### Provided text
- - -

The News Page: NJSRA championships 4/29/06

By Brian Conley _________________________________________________________

It was unlike any NJ Championships that I have been to as Head Coach for Lower Merion in so many ways. First came with the weather. Instead of the stormy skies and muddy trailer field, we were graced with beautiful blue skies and some light winds that moved up the course throughout the day. The athletes were forced to arrive at the river early on Saturday morning because of the need to rig the boats. The freshmen arrived at 6:30am and immediately put to work. The coach's meeting went off on time (another unusual start to NJ's). The racing began with the Men's Novice four race in the morning. The time trial format really makes it difficult to see where you are in the race and also makes the competitve level very challenging as there are no boats next to you. You have to stay mentally strong throughout the race.

The women's Freshmen 8+ continuing their improvement each week, placed 9th in the time trial just missing the finals by 3 places. The Men's Freshmen 8+ placed 13th overall, but were smart and well prepared for the rules of racing. The men saw equipment failure in the first 200 meters of the race and the coxswain Ty, pulled the men out of the race and made the official aware of the issue. This allowed the men another chance at racing as long as it was fixed within 30 minutes. The men received a new oar and took off. I saw them as they crossed the line and they looked solid at the start, but the energy spent in the first try may have had an effect, plus sitting in the sun waiting for equipment to be fixed.

- - -

### Recorded information
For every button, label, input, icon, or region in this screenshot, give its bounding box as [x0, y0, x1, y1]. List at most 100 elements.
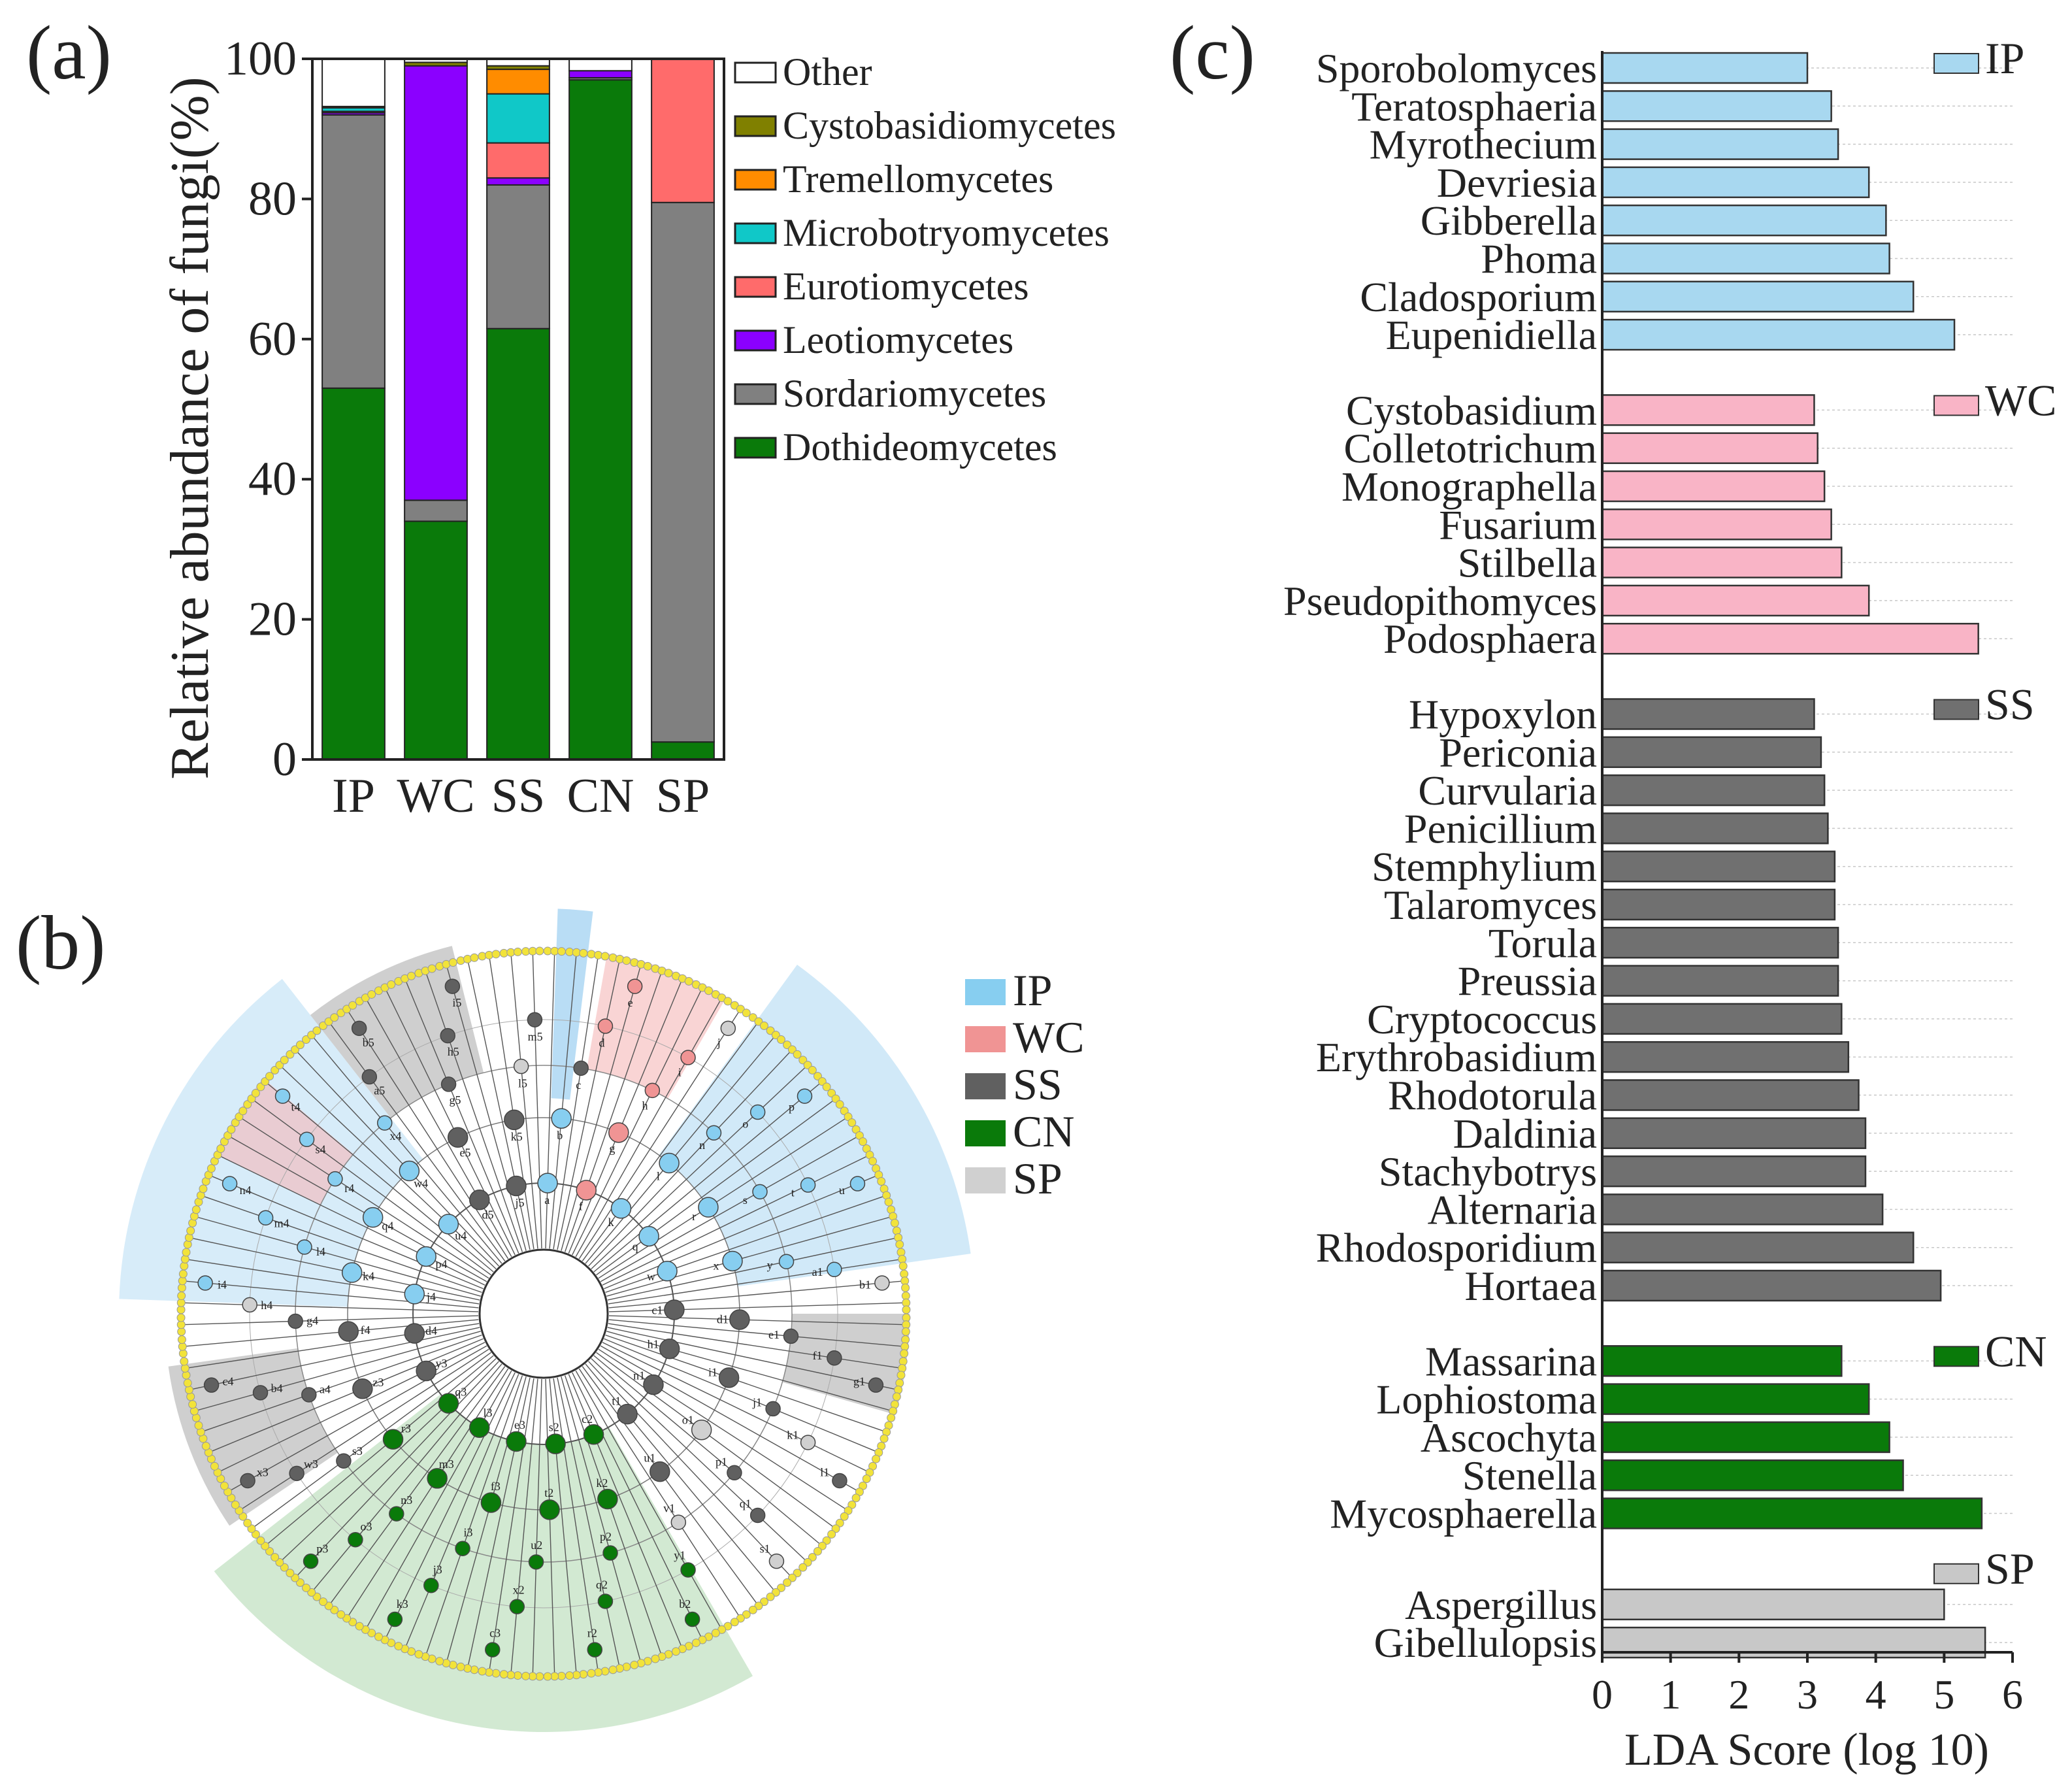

- - -

### What is asked
1. Print the portion of the regatta report running from "By Brian Conley" down to "throughout the race.".
2. Summarize the regatta report in two sentences.
3. Go on with the regatta report from its final sentence.
The data above are separate material, distinct from the regatta report.

### Task-by-task results
1.
By Brian Conley _________________________________________________________

It was unlike any NJ Championships that I have been to as Head Coach for Lower Merion in so many ways. First came with the weather. Instead of the stormy skies and muddy trailer field, we were graced with beautiful blue skies and some light winds that moved up the course throughout the day. The athletes were forced to arrive at the river early on Saturday morning because of the need to rig the boats. The freshmen arrived at 6:30am and immediately put to work. The coach's meeting went off on time (another unusual start to NJ's). The racing began with the Men's Novice four race in the morning. The time trial format really makes it difficult to see where you are in the race and also makes the competitve level very challenging as there are no boats next to you. You have to stay mentally strong throughout the race.

2. At the NJ Championships on a clear, sunny day, Lower Merion's athletes arrived early to rig their boats and raced in a time trial format that the coach found mentally demanding. The women's freshman eight placed 9th, missing the finals by three places, while the men's freshman eight placed 13th after an equipment failure in the first 200 meters led them to stop and restart with a new oar.

3.
The Women's Lightweight four felt they rowed a solid race and that the results may have been wrong, since originally the results posted were having the men's freshmen 8+ winning the lightweight 4+. The officials at that point stated that the results were wrong and posted only the 6 crews that were in the finals. After much heated discussion, the coaches of several crews will never know the actual times of the crews. The JV crews still found difficulty with the head racing as well. Falling off the pace the first crews had set early in the race. We hope that they continue to build and stay strong as they will be the future of the program.

The Men's Lightweight 4+ started off first in their time trial, which allowed them to be in a place they have been getting used to. They cruised to a 2 second victory in the time trial and immediately went to the lovely hotel rooms to rest for their final. The Women's Varsity 8+ went onto the course behind their nemisis Pendie. Within the first 500 meters it was clear that LM was much stronger and faster but because they were so strong and fast they caught the other crew that had gone off about 30 seconds ahead of them, Haddonfield. They did not yield the lane of racing as they should have for the next 700 meters, causing the girls to have to slow down and then go around them. The women missed the final by a small margin as they finished 7th overall in the time trial. The Men's V4+ saw one of their best races of the season. They were strong and tall the whole race as they had worked on the start and finish of their race all week. They missed the final by less than 3 seconds. With these time trials that don't really show the racing abilities of our rowers, we placed 1 boat in the Grand Final and 2 boats in the Petite Final.

FINALS: The Men's Lightweight 4+ were the first final to watch for Lower Merion that day. With the wind picking up more in the afternoon and the fact that the crews were then using stake boats for a fair and even start does not make it easy to keep your boat pointed in the direction to get the straight line needed for the shortest distance. After much work to get a point, Aaron Greenspan made me aware that the race was forced to a count down start, which does not recognize crews if they are not ready. Aaron stated that they were pointed in the lane next to them, which did not allow for their fast start off the line. The Men worked together in the first 150 meters to get the boat corrected into the straight line that Aaron needed to help his crew and that was when the crew took off. At 300 meters, LM moved into the lead with authority taking a seat every 2-3 strokes on the field. At 500 meters into the race, LM had open water. They were not satisfied with that and came across the line almost 8 seconds ahead of the next crew. They received their gold medals and the trophy and plaque which will have their names engraved.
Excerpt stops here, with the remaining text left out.